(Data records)

================================

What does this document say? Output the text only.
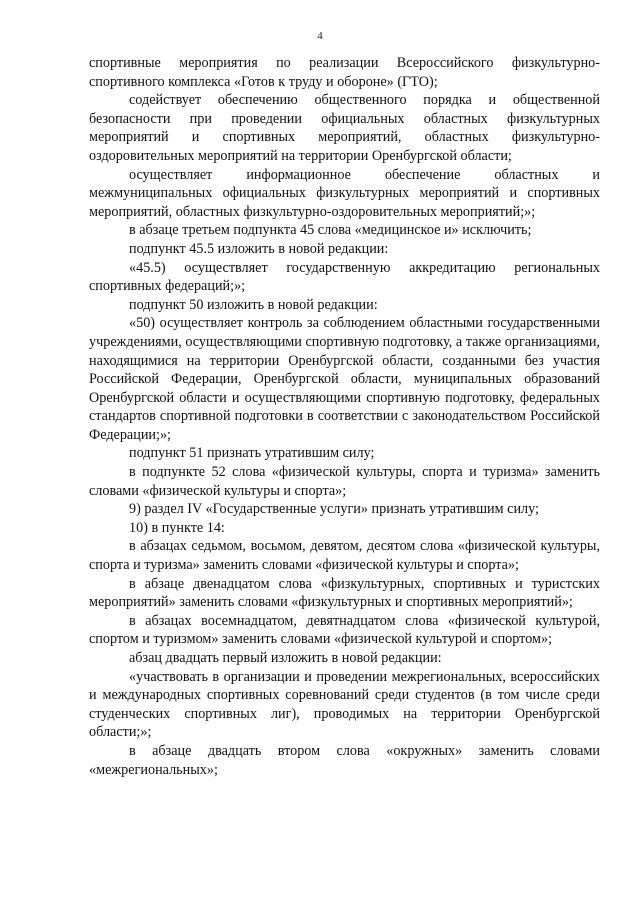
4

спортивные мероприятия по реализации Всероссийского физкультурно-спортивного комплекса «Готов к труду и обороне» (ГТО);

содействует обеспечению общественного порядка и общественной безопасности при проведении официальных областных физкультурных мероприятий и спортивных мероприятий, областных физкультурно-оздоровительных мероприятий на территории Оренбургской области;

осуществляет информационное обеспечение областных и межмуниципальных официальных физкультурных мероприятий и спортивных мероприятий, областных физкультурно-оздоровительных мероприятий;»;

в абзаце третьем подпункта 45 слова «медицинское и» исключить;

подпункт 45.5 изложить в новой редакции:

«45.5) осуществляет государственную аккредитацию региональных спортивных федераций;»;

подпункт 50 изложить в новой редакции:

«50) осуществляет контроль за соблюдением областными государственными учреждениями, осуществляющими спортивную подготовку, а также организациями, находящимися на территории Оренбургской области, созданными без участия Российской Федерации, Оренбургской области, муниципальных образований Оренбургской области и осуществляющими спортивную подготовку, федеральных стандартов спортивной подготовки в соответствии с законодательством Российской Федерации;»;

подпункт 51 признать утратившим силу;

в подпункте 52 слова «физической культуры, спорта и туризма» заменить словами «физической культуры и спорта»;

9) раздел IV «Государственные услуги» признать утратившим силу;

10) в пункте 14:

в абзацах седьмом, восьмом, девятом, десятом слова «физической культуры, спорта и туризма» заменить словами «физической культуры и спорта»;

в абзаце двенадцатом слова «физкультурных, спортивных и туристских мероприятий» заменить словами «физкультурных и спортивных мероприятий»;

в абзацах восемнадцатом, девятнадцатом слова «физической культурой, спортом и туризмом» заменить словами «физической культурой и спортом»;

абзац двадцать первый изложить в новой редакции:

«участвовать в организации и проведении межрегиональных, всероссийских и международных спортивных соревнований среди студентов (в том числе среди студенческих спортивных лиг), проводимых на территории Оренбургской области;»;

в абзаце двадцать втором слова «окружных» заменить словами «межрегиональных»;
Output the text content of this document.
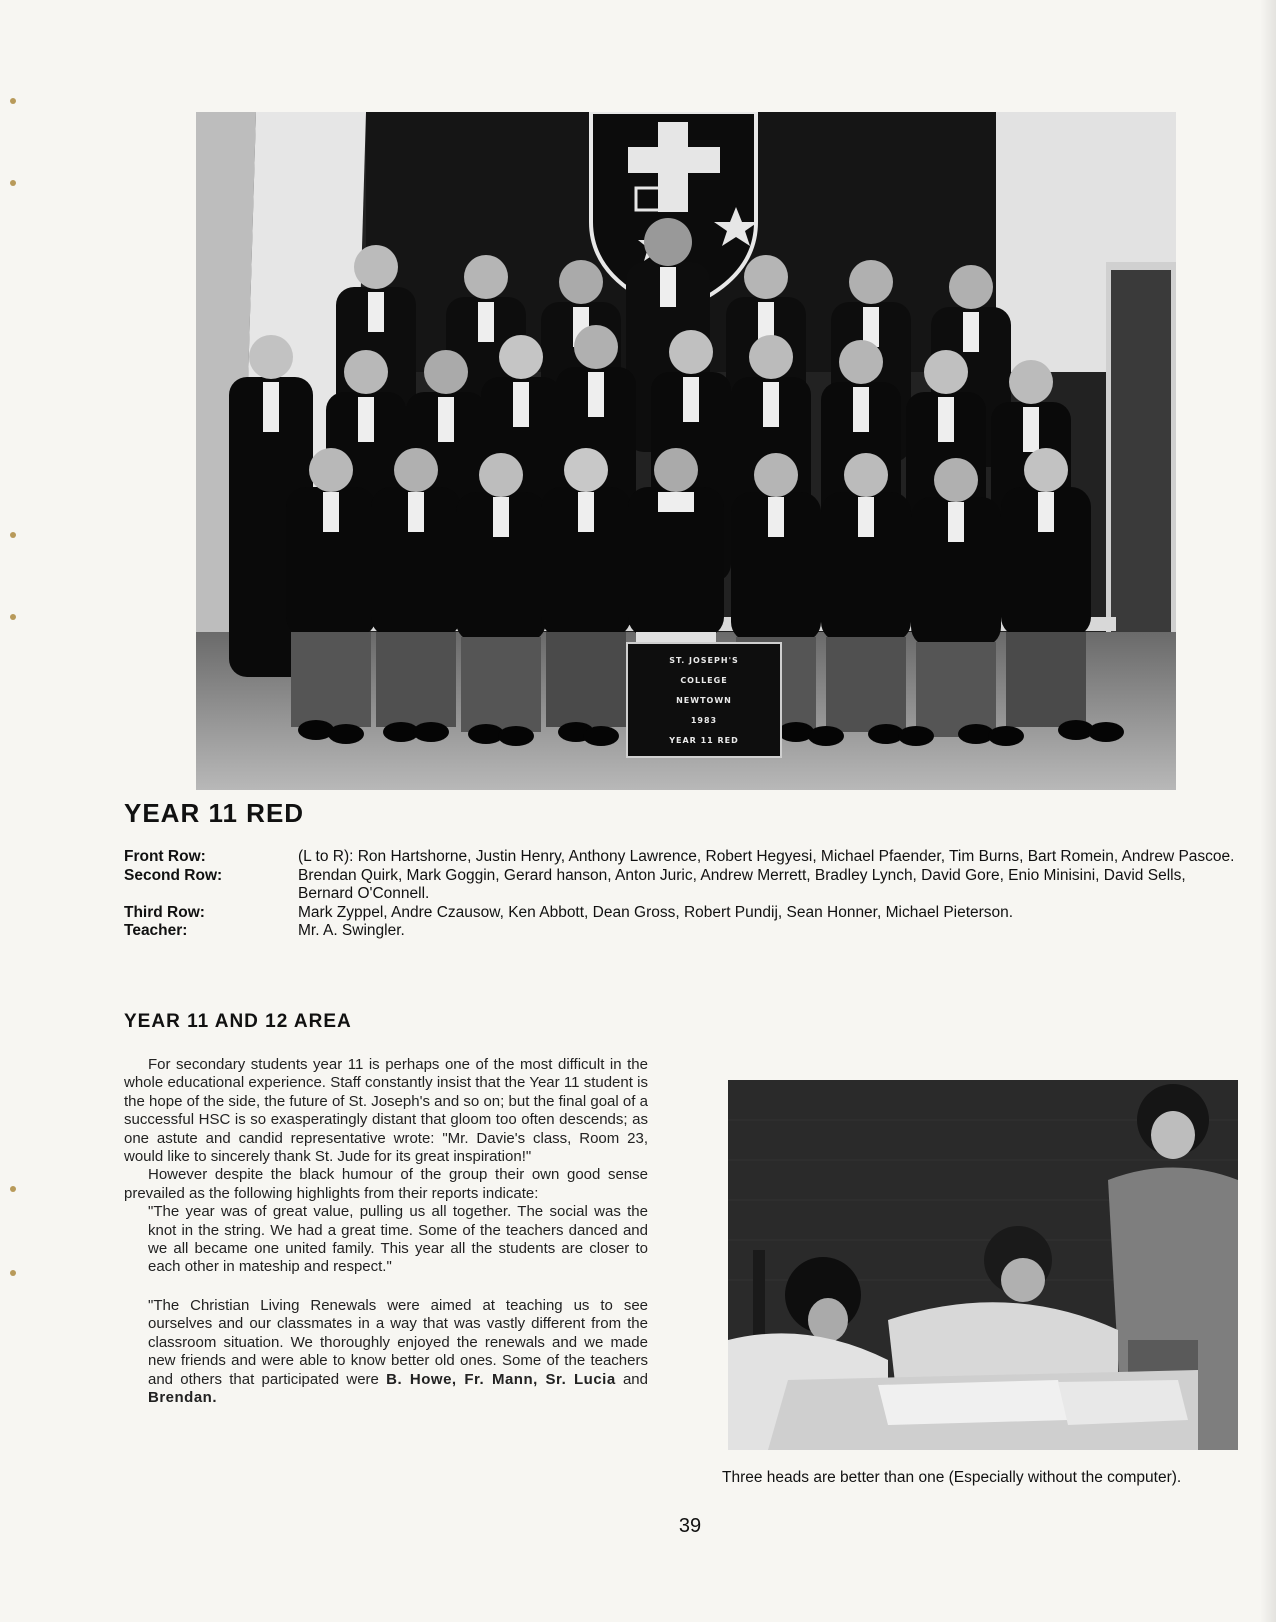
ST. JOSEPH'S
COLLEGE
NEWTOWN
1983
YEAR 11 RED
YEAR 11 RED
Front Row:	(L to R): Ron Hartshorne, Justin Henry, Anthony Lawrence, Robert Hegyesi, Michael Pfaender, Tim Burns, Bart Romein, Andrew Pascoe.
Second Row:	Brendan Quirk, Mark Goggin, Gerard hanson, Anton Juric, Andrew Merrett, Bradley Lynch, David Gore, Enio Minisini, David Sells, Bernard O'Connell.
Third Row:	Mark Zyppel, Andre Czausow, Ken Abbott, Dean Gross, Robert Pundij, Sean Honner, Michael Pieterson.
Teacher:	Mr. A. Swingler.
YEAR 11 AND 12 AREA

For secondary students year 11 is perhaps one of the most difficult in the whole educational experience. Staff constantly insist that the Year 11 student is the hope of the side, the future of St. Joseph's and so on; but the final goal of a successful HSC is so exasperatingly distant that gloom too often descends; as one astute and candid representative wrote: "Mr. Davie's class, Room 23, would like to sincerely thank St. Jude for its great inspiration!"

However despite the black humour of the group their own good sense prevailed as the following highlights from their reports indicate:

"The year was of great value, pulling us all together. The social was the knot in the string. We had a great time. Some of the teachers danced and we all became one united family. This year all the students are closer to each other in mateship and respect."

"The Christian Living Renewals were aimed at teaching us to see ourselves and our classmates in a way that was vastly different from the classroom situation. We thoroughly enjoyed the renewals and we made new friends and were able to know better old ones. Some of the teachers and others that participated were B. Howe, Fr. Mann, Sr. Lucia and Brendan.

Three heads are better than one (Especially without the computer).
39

================================

TASK> Make a verbatim copy of all the entries and strip out the pictures.

OUTPUT>
What does this document say? Output the text only.
4

спортивные мероприятия по реализации Всероссийского физкультурно-спортивного комплекса «Готов к труду и обороне» (ГТО);

содействует обеспечению общественного порядка и общественной безопасности при проведении официальных областных физкультурных мероприятий и спортивных мероприятий, областных физкультурно-оздоровительных мероприятий на территории Оренбургской области;

осуществляет информационное обеспечение областных и межмуниципальных официальных физкультурных мероприятий и спортивных мероприятий, областных физкультурно-оздоровительных мероприятий;»;

в абзаце третьем подпункта 45 слова «медицинское и» исключить;

подпункт 45.5 изложить в новой редакции:

«45.5) осуществляет государственную аккредитацию региональных спортивных федераций;»;

подпункт 50 изложить в новой редакции:

«50) осуществляет контроль за соблюдением областными государственными учреждениями, осуществляющими спортивную подготовку, а также организациями, находящимися на территории Оренбургской области, созданными без участия Российской Федерации, Оренбургской области, муниципальных образований Оренбургской области и осуществляющими спортивную подготовку, федеральных стандартов спортивной подготовки в соответствии с законодательством Российской Федерации;»;

подпункт 51 признать утратившим силу;

в подпункте 52 слова «физической культуры, спорта и туризма» заменить словами «физической культуры и спорта»;

9) раздел IV «Государственные услуги» признать утратившим силу;

10) в пункте 14:

в абзацах седьмом, восьмом, девятом, десятом слова «физической культуры, спорта и туризма» заменить словами «физической культуры и спорта»;

в абзаце двенадцатом слова «физкультурных, спортивных и туристских мероприятий» заменить словами «физкультурных и спортивных мероприятий»;

в абзацах восемнадцатом, девятнадцатом слова «физической культурой, спортом и туризмом» заменить словами «физической культурой и спортом»;

абзац двадцать первый изложить в новой редакции:

«участвовать в организации и проведении межрегиональных, всероссийских и международных спортивных соревнований среди студентов (в том числе среди студенческих спортивных лиг), проводимых на территории Оренбургской области;»;

в абзаце двадцать втором слова «окружных» заменить словами «межрегиональных»;
Output the text content of this document.
ST. JOSEPH'S
COLLEGE
NEWTOWN
1983
YEAR 11 RED
YEAR 11 RED
Front Row:	(L to R): Ron Hartshorne, Justin Henry, Anthony Lawrence, Robert Hegyesi, Michael Pfaender, Tim Burns, Bart Romein, Andrew Pascoe.
Second Row:	Brendan Quirk, Mark Goggin, Gerard hanson, Anton Juric, Andrew Merrett, Bradley Lynch, David Gore, Enio Minisini, David Sells, Bernard O'Connell.
Third Row:	Mark Zyppel, Andre Czausow, Ken Abbott, Dean Gross, Robert Pundij, Sean Honner, Michael Pieterson.
Teacher:	Mr. A. Swingler.
YEAR 11 AND 12 AREA

For secondary students year 11 is perhaps one of the most difficult in the whole educational experience. Staff constantly insist that the Year 11 student is the hope of the side, the future of St. Joseph's and so on; but the final goal of a successful HSC is so exasperatingly distant that gloom too often descends; as one astute and candid representative wrote: "Mr. Davie's class, Room 23, would like to sincerely thank St. Jude for its great inspiration!"

However despite the black humour of the group their own good sense prevailed as the following highlights from their reports indicate:

"The year was of great value, pulling us all together. The social was the knot in the string. We had a great time. Some of the teachers danced and we all became one united family. This year all the students are closer to each other in mateship and respect."

"The Christian Living Renewals were aimed at teaching us to see ourselves and our classmates in a way that was vastly different from the classroom situation. We thoroughly enjoyed the renewals and we made new friends and were able to know better old ones. Some of the teachers and others that participated were B. Howe, Fr. Mann, Sr. Lucia and Brendan.

Three heads are better than one (Especially without the computer).
39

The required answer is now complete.